Set task -> Locate every line that holds the string "website" and copy it.

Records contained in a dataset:
--- Begin ---

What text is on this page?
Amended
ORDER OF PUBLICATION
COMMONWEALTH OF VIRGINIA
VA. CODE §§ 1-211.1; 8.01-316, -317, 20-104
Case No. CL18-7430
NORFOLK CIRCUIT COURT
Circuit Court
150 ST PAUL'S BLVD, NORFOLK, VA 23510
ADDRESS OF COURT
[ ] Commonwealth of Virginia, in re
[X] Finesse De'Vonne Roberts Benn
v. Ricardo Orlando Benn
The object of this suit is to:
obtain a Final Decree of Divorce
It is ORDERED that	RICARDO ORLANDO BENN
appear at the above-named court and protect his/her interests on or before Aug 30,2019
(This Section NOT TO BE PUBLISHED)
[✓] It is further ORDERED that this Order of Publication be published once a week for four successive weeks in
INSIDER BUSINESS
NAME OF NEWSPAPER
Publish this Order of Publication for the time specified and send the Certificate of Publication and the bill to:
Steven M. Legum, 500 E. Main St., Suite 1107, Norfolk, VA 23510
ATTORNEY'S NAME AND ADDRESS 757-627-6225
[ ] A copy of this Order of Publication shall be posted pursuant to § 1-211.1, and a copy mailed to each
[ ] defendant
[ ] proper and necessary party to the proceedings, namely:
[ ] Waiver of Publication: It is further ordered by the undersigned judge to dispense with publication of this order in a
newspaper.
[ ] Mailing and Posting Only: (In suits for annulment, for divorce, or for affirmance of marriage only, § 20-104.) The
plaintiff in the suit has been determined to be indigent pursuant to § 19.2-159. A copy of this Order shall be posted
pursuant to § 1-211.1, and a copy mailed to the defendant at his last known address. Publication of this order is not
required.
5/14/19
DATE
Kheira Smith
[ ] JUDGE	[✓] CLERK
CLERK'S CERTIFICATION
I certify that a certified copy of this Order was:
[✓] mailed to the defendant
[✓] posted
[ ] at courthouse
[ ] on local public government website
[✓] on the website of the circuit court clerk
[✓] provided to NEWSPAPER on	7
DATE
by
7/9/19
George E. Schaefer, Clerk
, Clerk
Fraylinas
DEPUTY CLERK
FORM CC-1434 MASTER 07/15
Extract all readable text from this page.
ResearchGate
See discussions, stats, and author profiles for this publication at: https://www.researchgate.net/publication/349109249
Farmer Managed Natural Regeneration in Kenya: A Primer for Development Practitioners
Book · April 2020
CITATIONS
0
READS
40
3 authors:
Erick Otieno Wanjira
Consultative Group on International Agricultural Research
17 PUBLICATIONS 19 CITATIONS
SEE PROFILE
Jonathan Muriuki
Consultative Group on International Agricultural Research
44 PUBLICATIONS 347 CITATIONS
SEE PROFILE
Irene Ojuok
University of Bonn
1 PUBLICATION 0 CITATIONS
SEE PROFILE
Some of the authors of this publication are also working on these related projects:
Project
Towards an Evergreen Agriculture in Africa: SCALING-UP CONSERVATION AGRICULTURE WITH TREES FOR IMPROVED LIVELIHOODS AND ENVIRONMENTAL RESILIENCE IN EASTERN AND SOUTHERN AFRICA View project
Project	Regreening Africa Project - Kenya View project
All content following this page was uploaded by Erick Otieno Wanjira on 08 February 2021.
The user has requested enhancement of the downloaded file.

--- End ---

Solution for this task ->
[ ] on local public government website
[✓] on the website of the circuit court clerk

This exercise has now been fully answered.